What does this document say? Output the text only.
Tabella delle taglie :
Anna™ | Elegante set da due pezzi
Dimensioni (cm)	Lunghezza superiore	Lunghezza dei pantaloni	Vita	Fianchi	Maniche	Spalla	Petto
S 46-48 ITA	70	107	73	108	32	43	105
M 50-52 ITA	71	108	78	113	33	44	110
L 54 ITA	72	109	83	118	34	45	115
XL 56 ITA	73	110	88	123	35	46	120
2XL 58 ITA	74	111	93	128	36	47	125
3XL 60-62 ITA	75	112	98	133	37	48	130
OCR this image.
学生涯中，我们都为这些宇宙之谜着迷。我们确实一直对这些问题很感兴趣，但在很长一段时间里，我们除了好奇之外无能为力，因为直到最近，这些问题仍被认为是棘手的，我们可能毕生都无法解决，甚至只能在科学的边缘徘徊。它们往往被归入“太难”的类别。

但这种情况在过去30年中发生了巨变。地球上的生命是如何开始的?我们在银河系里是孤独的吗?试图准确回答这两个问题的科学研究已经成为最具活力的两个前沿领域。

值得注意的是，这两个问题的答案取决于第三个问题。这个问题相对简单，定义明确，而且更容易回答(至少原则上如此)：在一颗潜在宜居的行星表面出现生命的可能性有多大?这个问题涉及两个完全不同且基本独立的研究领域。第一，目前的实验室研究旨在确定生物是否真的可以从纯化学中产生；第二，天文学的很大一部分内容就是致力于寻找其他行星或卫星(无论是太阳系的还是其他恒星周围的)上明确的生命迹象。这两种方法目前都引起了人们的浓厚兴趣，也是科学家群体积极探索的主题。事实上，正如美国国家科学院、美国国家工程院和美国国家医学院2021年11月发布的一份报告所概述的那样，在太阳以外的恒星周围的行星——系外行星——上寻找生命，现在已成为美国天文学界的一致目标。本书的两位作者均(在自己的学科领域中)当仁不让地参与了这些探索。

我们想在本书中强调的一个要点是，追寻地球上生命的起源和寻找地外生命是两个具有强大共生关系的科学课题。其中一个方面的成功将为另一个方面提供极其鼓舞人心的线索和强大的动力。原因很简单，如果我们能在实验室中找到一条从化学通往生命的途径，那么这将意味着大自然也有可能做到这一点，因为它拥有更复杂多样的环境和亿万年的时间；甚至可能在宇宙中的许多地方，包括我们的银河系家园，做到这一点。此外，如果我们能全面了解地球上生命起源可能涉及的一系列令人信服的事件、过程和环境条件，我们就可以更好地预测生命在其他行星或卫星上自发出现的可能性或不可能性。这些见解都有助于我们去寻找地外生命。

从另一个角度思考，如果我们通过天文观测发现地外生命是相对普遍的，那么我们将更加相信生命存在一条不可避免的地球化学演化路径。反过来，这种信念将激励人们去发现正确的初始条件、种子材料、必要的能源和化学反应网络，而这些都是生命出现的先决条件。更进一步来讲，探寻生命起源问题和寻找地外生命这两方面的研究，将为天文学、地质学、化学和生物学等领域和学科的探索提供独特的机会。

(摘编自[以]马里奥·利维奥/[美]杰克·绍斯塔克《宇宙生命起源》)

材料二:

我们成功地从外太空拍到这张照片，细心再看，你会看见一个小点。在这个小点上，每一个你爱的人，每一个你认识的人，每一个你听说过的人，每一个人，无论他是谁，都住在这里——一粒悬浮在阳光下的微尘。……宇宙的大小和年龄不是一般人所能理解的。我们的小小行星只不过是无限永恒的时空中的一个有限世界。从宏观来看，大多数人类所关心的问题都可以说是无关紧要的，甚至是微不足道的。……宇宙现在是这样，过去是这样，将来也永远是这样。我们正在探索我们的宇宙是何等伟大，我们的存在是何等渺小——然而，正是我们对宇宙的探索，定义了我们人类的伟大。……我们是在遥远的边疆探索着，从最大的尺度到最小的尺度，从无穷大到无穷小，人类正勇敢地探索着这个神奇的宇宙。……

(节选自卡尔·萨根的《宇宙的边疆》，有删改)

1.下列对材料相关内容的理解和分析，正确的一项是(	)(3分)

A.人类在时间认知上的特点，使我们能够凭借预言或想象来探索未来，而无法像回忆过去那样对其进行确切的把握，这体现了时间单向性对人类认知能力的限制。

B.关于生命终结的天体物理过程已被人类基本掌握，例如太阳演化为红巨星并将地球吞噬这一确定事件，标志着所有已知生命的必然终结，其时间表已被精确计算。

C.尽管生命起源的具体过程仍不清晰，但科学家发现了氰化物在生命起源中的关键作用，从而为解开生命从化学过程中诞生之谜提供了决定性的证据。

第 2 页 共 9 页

◇ ◇ ◇ ◇

• **REQUIREMENT**
Type out the entries again, word for word.

• **FINISHED ANSWER**
What does this document say? Output the text only.
Tabella delle taglie :
Anna™ | Elegante set da due pezzi
Dimensioni (cm)	Lunghezza superiore	Lunghezza dei pantaloni	Vita	Fianchi	Maniche	Spalla	Petto
S 46-48 ITA	70	107	73	108	32	43	105
M 50-52 ITA	71	108	78	113	33	44	110
L 54 ITA	72	109	83	118	34	45	115
XL 56 ITA	73	110	88	123	35	46	120
2XL 58 ITA	74	111	93	128	36	47	125
3XL 60-62 ITA	75	112	98	133	37	48	130
OCR this image.
学生涯中，我们都为这些宇宙之谜着迷。我们确实一直对这些问题很感兴趣，但在很长一段时间里，我们除了好奇之外无能为力，因为直到最近，这些问题仍被认为是棘手的，我们可能毕生都无法解决，甚至只能在科学的边缘徘徊。它们往往被归入“太难”的类别。

但这种情况在过去30年中发生了巨变。地球上的生命是如何开始的?我们在银河系里是孤独的吗?试图准确回答这两个问题的科学研究已经成为最具活力的两个前沿领域。

值得注意的是，这两个问题的答案取决于第三个问题。这个问题相对简单，定义明确，而且更容易回答(至少原则上如此)：在一颗潜在宜居的行星表面出现生命的可能性有多大?这个问题涉及两个完全不同且基本独立的研究领域。第一，目前的实验室研究旨在确定生物是否真的可以从纯化学中产生；第二，天文学的很大一部分内容就是致力于寻找其他行星或卫星(无论是太阳系的还是其他恒星周围的)上明确的生命迹象。这两种方法目前都引起了人们的浓厚兴趣，也是科学家群体积极探索的主题。事实上，正如美国国家科学院、美国国家工程院和美国国家医学院2021年11月发布的一份报告所概述的那样，在太阳以外的恒星周围的行星——系外行星——上寻找生命，现在已成为美国天文学界的一致目标。本书的两位作者均(在自己的学科领域中)当仁不让地参与了这些探索。

我们想在本书中强调的一个要点是，追寻地球上生命的起源和寻找地外生命是两个具有强大共生关系的科学课题。其中一个方面的成功将为另一个方面提供极其鼓舞人心的线索和强大的动力。原因很简单，如果我们能在实验室中找到一条从化学通往生命的途径，那么这将意味着大自然也有可能做到这一点，因为它拥有更复杂多样的环境和亿万年的时间；甚至可能在宇宙中的许多地方，包括我们的银河系家园，做到这一点。此外，如果我们能全面了解地球上生命起源可能涉及的一系列令人信服的事件、过程和环境条件，我们就可以更好地预测生命在其他行星或卫星上自发出现的可能性或不可能性。这些见解都有助于我们去寻找地外生命。

从另一个角度思考，如果我们通过天文观测发现地外生命是相对普遍的，那么我们将更加相信生命存在一条不可避免的地球化学演化路径。反过来，这种信念将激励人们去发现正确的初始条件、种子材料、必要的能源和化学反应网络，而这些都是生命出现的先决条件。更进一步来讲，探寻生命起源问题和寻找地外生命这两方面的研究，将为天文学、地质学、化学和生物学等领域和学科的探索提供独特的机会。

(摘编自[以]马里奥·利维奥/[美]杰克·绍斯塔克《宇宙生命起源》)

材料二:

我们成功地从外太空拍到这张照片，细心再看，你会看见一个小点。在这个小点上，每一个你爱的人，每一个你认识的人，每一个你听说过的人，每一个人，无论他是谁，都住在这里——一粒悬浮在阳光下的微尘。……宇宙的大小和年龄不是一般人所能理解的。我们的小小行星只不过是无限永恒的时空中的一个有限世界。从宏观来看，大多数人类所关心的问题都可以说是无关紧要的，甚至是微不足道的。……宇宙现在是这样，过去是这样，将来也永远是这样。我们正在探索我们的宇宙是何等伟大，我们的存在是何等渺小——然而，正是我们对宇宙的探索，定义了我们人类的伟大。……我们是在遥远的边疆探索着，从最大的尺度到最小的尺度，从无穷大到无穷小，人类正勇敢地探索着这个神奇的宇宙。……

(节选自卡尔·萨根的《宇宙的边疆》，有删改)

1.下列对材料相关内容的理解和分析，正确的一项是(	)(3分)

A.人类在时间认知上的特点，使我们能够凭借预言或想象来探索未来，而无法像回忆过去那样对其进行确切的把握，这体现了时间单向性对人类认知能力的限制。

B.关于生命终结的天体物理过程已被人类基本掌握，例如太阳演化为红巨星并将地球吞噬这一确定事件，标志着所有已知生命的必然终结，其时间表已被精确计算。

C.尽管生命起源的具体过程仍不清晰，但科学家发现了氰化物在生命起源中的关键作用，从而为解开生命从化学过程中诞生之谜提供了决定性的证据。

第 2 页 共 9 页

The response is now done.